Task prompt ▸ Copy all the entries below exactly, but not the pictures.
::: Extracted entries :::
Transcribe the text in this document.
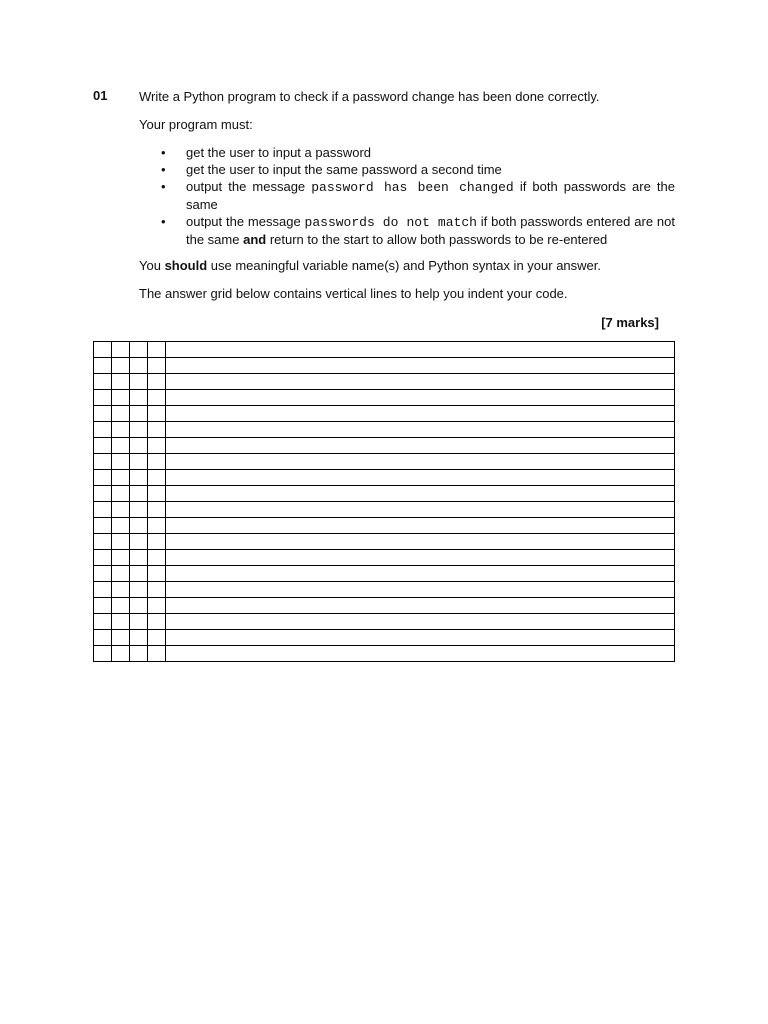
01 Write a Python program to check if a password change has been done correctly.

Your program must:

• get the user to input a password
• get the user to input the same password a second time
• output the message password has been changed if both passwords are the same
• output the message passwords do not match if both passwords entered are not the same and return to the start to allow both passwords to be re-entered

You should use meaningful variable name(s) and Python syntax in your answer.

The answer grid below contains vertical lines to help you indent your code.

[7 marks]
:::
Solution to the problem ▸
Transcribe the text in this document.
01 Write a Python program to check if a password change has been done correctly.

Your program must:

• get the user to input a password
• get the user to input the same password a second time
• output the message password has been changed if both passwords are the same
• output the message passwords do not match if both passwords entered are not the same and return to the start to allow both passwords to be re-entered

You should use meaningful variable name(s) and Python syntax in your answer.

The answer grid below contains vertical lines to help you indent your code.

[7 marks]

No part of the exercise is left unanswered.